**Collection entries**
..............................
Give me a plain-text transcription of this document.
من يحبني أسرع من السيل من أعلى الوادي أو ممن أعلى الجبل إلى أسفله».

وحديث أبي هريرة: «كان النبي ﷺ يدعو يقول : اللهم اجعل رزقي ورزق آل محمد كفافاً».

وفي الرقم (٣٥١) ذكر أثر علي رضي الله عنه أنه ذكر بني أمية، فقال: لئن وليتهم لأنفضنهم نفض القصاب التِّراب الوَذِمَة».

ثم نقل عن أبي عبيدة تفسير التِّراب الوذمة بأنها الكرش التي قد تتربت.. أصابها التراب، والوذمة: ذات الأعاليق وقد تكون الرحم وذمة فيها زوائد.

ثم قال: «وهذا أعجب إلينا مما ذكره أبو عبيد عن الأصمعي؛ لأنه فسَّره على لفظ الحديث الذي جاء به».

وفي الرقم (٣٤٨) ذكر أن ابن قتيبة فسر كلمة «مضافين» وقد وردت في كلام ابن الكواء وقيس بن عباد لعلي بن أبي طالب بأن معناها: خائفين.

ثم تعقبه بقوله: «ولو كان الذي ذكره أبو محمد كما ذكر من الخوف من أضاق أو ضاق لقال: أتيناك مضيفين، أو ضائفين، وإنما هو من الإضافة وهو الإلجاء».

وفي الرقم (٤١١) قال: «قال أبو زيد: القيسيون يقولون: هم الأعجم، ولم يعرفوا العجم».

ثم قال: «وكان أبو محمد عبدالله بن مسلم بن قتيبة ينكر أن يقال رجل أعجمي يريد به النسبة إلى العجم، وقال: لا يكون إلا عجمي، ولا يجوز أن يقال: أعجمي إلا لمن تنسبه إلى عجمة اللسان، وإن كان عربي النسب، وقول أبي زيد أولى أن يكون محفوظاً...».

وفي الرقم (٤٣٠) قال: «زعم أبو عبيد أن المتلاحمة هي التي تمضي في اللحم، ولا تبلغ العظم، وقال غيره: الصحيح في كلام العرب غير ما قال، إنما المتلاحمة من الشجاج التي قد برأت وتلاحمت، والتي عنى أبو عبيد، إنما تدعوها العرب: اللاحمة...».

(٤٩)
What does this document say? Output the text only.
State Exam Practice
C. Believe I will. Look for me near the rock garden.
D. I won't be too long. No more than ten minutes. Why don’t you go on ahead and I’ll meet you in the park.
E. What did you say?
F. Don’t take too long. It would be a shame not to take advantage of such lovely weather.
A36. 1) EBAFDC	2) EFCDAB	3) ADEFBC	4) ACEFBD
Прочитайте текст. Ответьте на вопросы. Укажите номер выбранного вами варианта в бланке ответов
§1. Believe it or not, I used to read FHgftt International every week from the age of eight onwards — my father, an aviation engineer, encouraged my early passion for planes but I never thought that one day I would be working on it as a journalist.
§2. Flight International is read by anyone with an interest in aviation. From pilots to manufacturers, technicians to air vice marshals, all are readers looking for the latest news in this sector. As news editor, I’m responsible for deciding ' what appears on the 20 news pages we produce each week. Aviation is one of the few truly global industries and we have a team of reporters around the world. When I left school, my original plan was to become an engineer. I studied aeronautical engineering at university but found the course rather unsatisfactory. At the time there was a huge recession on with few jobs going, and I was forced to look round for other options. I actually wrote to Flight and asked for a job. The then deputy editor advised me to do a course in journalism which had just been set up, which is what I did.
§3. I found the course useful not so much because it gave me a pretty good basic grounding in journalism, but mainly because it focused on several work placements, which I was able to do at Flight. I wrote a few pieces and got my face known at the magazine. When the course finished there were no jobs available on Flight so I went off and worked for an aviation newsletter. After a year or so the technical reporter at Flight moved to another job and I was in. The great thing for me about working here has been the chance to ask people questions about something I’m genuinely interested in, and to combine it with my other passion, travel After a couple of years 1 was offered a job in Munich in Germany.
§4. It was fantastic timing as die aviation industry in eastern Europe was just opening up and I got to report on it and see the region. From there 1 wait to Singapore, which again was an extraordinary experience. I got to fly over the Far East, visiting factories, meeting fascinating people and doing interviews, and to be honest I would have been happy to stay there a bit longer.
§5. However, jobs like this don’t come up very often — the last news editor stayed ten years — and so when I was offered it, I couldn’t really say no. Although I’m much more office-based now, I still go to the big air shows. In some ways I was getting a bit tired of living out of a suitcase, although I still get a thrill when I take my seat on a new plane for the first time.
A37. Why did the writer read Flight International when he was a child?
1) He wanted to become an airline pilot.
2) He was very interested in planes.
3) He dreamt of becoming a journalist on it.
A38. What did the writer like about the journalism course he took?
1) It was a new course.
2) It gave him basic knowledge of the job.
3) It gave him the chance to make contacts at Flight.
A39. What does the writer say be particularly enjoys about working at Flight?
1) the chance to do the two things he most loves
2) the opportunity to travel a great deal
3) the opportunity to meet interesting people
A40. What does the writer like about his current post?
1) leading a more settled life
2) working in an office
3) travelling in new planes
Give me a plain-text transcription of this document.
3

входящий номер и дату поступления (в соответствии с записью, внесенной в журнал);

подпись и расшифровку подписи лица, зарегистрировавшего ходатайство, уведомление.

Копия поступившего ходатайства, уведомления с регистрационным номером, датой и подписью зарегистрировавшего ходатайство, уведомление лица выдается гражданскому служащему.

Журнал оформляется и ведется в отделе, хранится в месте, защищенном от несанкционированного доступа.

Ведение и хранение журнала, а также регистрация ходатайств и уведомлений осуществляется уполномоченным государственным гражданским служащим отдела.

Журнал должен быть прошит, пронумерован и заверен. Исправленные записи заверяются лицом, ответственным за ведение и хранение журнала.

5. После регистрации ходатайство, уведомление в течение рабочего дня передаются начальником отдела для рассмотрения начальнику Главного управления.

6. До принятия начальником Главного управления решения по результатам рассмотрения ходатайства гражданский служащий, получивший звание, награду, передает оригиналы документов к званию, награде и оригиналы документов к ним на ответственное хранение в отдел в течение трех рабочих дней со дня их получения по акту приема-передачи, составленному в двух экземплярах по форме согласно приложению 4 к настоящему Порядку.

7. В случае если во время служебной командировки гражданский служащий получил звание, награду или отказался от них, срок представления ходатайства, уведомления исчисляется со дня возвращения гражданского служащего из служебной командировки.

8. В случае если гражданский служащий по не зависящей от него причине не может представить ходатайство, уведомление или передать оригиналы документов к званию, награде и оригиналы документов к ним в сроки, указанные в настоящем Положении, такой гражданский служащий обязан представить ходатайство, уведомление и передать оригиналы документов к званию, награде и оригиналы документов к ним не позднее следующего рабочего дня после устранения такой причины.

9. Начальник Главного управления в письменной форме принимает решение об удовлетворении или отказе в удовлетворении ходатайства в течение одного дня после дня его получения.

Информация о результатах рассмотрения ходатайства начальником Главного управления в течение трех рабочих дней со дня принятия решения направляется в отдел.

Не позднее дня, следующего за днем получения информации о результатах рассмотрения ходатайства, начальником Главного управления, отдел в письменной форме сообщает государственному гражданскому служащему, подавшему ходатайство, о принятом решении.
..............................
**Short exercise**
Return the material exactly as it stands.

**Expected output**
Give me a plain-text transcription of this document.
من يحبني أسرع من السيل من أعلى الوادي أو ممن أعلى الجبل إلى أسفله».

وحديث أبي هريرة: «كان النبي ﷺ يدعو يقول : اللهم اجعل رزقي ورزق آل محمد كفافاً».

وفي الرقم (٣٥١) ذكر أثر علي رضي الله عنه أنه ذكر بني أمية، فقال: لئن وليتهم لأنفضنهم نفض القصاب التِّراب الوَذِمَة».

ثم نقل عن أبي عبيدة تفسير التِّراب الوذمة بأنها الكرش التي قد تتربت.. أصابها التراب، والوذمة: ذات الأعاليق وقد تكون الرحم وذمة فيها زوائد.

ثم قال: «وهذا أعجب إلينا مما ذكره أبو عبيد عن الأصمعي؛ لأنه فسَّره على لفظ الحديث الذي جاء به».

وفي الرقم (٣٤٨) ذكر أن ابن قتيبة فسر كلمة «مضافين» وقد وردت في كلام ابن الكواء وقيس بن عباد لعلي بن أبي طالب بأن معناها: خائفين.

ثم تعقبه بقوله: «ولو كان الذي ذكره أبو محمد كما ذكر من الخوف من أضاق أو ضاق لقال: أتيناك مضيفين، أو ضائفين، وإنما هو من الإضافة وهو الإلجاء».

وفي الرقم (٤١١) قال: «قال أبو زيد: القيسيون يقولون: هم الأعجم، ولم يعرفوا العجم».

ثم قال: «وكان أبو محمد عبدالله بن مسلم بن قتيبة ينكر أن يقال رجل أعجمي يريد به النسبة إلى العجم، وقال: لا يكون إلا عجمي، ولا يجوز أن يقال: أعجمي إلا لمن تنسبه إلى عجمة اللسان، وإن كان عربي النسب، وقول أبي زيد أولى أن يكون محفوظاً...».

وفي الرقم (٤٣٠) قال: «زعم أبو عبيد أن المتلاحمة هي التي تمضي في اللحم، ولا تبلغ العظم، وقال غيره: الصحيح في كلام العرب غير ما قال، إنما المتلاحمة من الشجاج التي قد برأت وتلاحمت، والتي عنى أبو عبيد، إنما تدعوها العرب: اللاحمة...».

(٤٩)
What does this document say? Output the text only.
State Exam Practice
C. Believe I will. Look for me near the rock garden.
D. I won't be too long. No more than ten minutes. Why don’t you go on ahead and I’ll meet you in the park.
E. What did you say?
F. Don’t take too long. It would be a shame not to take advantage of such lovely weather.
A36. 1) EBAFDC	2) EFCDAB	3) ADEFBC	4) ACEFBD
Прочитайте текст. Ответьте на вопросы. Укажите номер выбранного вами варианта в бланке ответов
§1. Believe it or not, I used to read FHgftt International every week from the age of eight onwards — my father, an aviation engineer, encouraged my early passion for planes but I never thought that one day I would be working on it as a journalist.
§2. Flight International is read by anyone with an interest in aviation. From pilots to manufacturers, technicians to air vice marshals, all are readers looking for the latest news in this sector. As news editor, I’m responsible for deciding ' what appears on the 20 news pages we produce each week. Aviation is one of the few truly global industries and we have a team of reporters around the world. When I left school, my original plan was to become an engineer. I studied aeronautical engineering at university but found the course rather unsatisfactory. At the time there was a huge recession on with few jobs going, and I was forced to look round for other options. I actually wrote to Flight and asked for a job. The then deputy editor advised me to do a course in journalism which had just been set up, which is what I did.
§3. I found the course useful not so much because it gave me a pretty good basic grounding in journalism, but mainly because it focused on several work placements, which I was able to do at Flight. I wrote a few pieces and got my face known at the magazine. When the course finished there were no jobs available on Flight so I went off and worked for an aviation newsletter. After a year or so the technical reporter at Flight moved to another job and I was in. The great thing for me about working here has been the chance to ask people questions about something I’m genuinely interested in, and to combine it with my other passion, travel After a couple of years 1 was offered a job in Munich in Germany.
§4. It was fantastic timing as die aviation industry in eastern Europe was just opening up and I got to report on it and see the region. From there 1 wait to Singapore, which again was an extraordinary experience. I got to fly over the Far East, visiting factories, meeting fascinating people and doing interviews, and to be honest I would have been happy to stay there a bit longer.
§5. However, jobs like this don’t come up very often — the last news editor stayed ten years — and so when I was offered it, I couldn’t really say no. Although I’m much more office-based now, I still go to the big air shows. In some ways I was getting a bit tired of living out of a suitcase, although I still get a thrill when I take my seat on a new plane for the first time.
A37. Why did the writer read Flight International when he was a child?
1) He wanted to become an airline pilot.
2) He was very interested in planes.
3) He dreamt of becoming a journalist on it.
A38. What did the writer like about the journalism course he took?
1) It was a new course.
2) It gave him basic knowledge of the job.
3) It gave him the chance to make contacts at Flight.
A39. What does the writer say be particularly enjoys about working at Flight?
1) the chance to do the two things he most loves
2) the opportunity to travel a great deal
3) the opportunity to meet interesting people
A40. What does the writer like about his current post?
1) leading a more settled life
2) working in an office
3) travelling in new planes
Give me a plain-text transcription of this document.
3

входящий номер и дату поступления (в соответствии с записью, внесенной в журнал);

подпись и расшифровку подписи лица, зарегистрировавшего ходатайство, уведомление.

Копия поступившего ходатайства, уведомления с регистрационным номером, датой и подписью зарегистрировавшего ходатайство, уведомление лица выдается гражданскому служащему.

Журнал оформляется и ведется в отделе, хранится в месте, защищенном от несанкционированного доступа.

Ведение и хранение журнала, а также регистрация ходатайств и уведомлений осуществляется уполномоченным государственным гражданским служащим отдела.

Журнал должен быть прошит, пронумерован и заверен. Исправленные записи заверяются лицом, ответственным за ведение и хранение журнала.

5. После регистрации ходатайство, уведомление в течение рабочего дня передаются начальником отдела для рассмотрения начальнику Главного управления.

6. До принятия начальником Главного управления решения по результатам рассмотрения ходатайства гражданский служащий, получивший звание, награду, передает оригиналы документов к званию, награде и оригиналы документов к ним на ответственное хранение в отдел в течение трех рабочих дней со дня их получения по акту приема-передачи, составленному в двух экземплярах по форме согласно приложению 4 к настоящему Порядку.

7. В случае если во время служебной командировки гражданский служащий получил звание, награду или отказался от них, срок представления ходатайства, уведомления исчисляется со дня возвращения гражданского служащего из служебной командировки.

8. В случае если гражданский служащий по не зависящей от него причине не может представить ходатайство, уведомление или передать оригиналы документов к званию, награде и оригиналы документов к ним в сроки, указанные в настоящем Положении, такой гражданский служащий обязан представить ходатайство, уведомление и передать оригиналы документов к званию, награде и оригиналы документов к ним не позднее следующего рабочего дня после устранения такой причины.

9. Начальник Главного управления в письменной форме принимает решение об удовлетворении или отказе в удовлетворении ходатайства в течение одного дня после дня его получения.

Информация о результатах рассмотрения ходатайства начальником Главного управления в течение трех рабочих дней со дня принятия решения направляется в отдел.

Не позднее дня, следующего за днем получения информации о результатах рассмотрения ходатайства, начальником Главного управления, отдел в письменной форме сообщает государственному гражданскому служащему, подавшему ходатайство, о принятом решении.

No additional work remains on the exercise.